WHAT THIS TASK INVOLVES:
Extract every line that contains the word "added".
BEGIN DATA FOR THIS TASK
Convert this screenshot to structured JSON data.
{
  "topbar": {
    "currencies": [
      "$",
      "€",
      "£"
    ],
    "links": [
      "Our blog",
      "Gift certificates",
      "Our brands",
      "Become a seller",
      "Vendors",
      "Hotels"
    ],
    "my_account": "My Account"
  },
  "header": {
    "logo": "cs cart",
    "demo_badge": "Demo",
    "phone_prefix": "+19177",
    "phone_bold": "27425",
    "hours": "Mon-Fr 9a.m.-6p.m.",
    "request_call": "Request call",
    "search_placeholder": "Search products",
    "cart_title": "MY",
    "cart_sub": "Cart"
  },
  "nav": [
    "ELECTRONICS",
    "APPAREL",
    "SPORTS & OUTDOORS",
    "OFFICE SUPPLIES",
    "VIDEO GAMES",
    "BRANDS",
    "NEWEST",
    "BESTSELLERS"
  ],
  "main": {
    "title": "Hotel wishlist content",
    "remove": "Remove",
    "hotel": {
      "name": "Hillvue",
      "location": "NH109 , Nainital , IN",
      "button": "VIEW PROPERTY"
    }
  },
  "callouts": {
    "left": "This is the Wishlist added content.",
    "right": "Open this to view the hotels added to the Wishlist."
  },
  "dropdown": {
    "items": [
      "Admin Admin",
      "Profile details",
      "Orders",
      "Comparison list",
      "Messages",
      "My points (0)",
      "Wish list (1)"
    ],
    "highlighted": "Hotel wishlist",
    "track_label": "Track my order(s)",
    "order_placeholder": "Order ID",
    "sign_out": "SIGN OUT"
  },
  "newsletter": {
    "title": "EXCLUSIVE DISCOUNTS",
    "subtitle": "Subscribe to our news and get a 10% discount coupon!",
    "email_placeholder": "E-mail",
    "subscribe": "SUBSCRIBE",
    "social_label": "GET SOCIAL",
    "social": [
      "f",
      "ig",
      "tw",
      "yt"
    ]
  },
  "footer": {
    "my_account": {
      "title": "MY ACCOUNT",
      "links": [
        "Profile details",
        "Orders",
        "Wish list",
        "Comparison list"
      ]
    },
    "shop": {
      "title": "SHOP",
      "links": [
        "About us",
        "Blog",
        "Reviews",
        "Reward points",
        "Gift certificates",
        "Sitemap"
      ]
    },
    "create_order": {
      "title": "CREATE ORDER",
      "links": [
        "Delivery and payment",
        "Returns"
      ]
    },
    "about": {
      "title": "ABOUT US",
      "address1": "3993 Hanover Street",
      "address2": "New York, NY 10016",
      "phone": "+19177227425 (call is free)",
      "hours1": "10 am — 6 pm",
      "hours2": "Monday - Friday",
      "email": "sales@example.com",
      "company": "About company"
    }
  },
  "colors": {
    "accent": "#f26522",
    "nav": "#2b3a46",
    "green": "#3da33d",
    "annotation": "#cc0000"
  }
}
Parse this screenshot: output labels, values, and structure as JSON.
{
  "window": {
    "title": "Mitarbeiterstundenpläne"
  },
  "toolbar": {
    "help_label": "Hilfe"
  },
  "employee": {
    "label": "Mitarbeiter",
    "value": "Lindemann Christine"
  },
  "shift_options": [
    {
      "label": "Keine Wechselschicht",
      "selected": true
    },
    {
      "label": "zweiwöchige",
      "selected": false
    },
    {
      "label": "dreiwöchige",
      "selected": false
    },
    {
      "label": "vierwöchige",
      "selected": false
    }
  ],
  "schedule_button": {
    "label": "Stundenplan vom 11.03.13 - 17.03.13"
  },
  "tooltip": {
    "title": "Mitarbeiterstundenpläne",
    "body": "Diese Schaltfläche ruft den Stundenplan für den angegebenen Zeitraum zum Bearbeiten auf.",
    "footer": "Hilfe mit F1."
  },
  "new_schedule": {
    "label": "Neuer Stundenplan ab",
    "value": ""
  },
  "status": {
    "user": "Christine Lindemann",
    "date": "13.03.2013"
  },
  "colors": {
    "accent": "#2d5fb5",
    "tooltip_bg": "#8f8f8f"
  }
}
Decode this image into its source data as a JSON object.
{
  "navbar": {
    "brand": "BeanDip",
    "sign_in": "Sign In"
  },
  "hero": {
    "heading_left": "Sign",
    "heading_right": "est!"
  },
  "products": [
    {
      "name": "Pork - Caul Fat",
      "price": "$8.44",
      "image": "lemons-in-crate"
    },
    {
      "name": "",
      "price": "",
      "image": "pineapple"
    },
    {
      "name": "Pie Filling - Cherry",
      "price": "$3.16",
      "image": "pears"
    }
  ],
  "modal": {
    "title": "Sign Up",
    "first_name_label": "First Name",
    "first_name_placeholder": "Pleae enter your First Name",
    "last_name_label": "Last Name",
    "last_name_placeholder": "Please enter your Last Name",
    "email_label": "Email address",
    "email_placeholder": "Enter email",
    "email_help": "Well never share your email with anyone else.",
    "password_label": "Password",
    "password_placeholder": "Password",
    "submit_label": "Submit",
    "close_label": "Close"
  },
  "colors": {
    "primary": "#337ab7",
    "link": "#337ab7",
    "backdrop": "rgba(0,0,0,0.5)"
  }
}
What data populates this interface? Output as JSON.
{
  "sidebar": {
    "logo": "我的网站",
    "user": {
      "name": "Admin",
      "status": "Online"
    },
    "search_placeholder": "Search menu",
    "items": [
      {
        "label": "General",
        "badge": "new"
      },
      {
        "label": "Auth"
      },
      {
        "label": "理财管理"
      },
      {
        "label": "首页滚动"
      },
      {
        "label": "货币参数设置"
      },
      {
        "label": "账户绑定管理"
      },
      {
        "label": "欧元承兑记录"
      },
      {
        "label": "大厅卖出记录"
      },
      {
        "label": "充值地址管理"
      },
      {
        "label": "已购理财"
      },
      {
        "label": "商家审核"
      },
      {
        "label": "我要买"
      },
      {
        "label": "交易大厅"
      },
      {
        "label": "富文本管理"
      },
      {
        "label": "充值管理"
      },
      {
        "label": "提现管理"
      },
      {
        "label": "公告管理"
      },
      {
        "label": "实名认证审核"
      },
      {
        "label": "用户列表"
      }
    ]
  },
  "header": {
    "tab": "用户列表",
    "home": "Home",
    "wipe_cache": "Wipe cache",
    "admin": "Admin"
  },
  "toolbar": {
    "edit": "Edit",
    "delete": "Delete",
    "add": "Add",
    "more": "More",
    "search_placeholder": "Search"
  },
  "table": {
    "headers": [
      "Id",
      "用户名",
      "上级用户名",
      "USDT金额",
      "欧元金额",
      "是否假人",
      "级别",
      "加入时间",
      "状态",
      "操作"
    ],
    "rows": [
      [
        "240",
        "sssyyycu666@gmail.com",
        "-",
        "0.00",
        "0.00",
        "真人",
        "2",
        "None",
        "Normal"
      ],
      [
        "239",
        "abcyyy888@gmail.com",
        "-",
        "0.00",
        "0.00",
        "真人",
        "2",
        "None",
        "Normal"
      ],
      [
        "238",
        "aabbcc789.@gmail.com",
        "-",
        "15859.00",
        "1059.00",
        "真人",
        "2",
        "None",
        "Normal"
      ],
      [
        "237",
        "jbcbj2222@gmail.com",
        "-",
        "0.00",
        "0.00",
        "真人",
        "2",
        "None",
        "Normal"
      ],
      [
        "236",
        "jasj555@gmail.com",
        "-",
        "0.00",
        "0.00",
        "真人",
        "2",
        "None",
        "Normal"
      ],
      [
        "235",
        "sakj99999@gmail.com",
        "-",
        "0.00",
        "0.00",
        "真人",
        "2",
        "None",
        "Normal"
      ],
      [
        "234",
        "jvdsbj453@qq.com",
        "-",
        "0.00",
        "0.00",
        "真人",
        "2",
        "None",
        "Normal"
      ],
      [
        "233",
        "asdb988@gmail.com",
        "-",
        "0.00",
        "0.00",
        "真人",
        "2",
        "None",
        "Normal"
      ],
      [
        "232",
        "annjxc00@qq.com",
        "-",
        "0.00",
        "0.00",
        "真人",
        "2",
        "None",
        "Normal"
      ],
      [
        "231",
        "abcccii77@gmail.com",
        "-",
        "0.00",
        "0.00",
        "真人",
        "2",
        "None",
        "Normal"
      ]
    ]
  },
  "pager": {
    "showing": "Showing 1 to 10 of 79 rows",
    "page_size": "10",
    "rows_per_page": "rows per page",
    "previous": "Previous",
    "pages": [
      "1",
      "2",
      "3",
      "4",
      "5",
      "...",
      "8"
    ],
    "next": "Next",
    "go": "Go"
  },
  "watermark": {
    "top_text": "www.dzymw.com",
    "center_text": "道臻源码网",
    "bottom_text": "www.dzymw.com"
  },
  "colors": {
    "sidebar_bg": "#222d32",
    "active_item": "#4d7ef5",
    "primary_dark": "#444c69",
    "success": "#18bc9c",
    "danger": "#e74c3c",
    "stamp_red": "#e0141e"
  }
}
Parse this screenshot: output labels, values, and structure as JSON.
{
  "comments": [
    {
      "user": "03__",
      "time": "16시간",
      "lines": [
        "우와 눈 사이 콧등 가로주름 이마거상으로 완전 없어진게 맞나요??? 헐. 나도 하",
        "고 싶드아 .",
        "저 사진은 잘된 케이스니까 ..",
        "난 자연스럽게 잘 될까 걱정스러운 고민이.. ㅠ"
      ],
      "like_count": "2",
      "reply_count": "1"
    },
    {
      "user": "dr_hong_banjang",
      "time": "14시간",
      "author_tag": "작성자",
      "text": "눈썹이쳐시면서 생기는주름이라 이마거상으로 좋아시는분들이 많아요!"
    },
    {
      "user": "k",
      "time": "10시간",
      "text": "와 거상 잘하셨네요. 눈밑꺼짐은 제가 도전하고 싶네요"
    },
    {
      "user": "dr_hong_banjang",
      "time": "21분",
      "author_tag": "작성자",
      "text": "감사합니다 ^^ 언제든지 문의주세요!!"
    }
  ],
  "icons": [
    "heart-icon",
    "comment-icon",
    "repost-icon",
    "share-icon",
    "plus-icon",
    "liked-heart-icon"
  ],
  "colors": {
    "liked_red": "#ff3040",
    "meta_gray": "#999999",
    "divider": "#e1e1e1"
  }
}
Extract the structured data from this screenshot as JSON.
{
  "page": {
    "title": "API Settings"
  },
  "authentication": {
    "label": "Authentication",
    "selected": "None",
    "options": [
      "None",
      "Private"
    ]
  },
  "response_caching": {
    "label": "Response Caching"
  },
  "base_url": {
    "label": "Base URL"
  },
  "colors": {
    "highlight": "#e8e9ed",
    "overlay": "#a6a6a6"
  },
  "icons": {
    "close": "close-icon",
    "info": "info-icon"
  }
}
END DATA FOR THIS TASK
RESULT:
    "left": "This is the Wishlist added content.",
    "right": "Open this to view the hotels added to the Wishlist."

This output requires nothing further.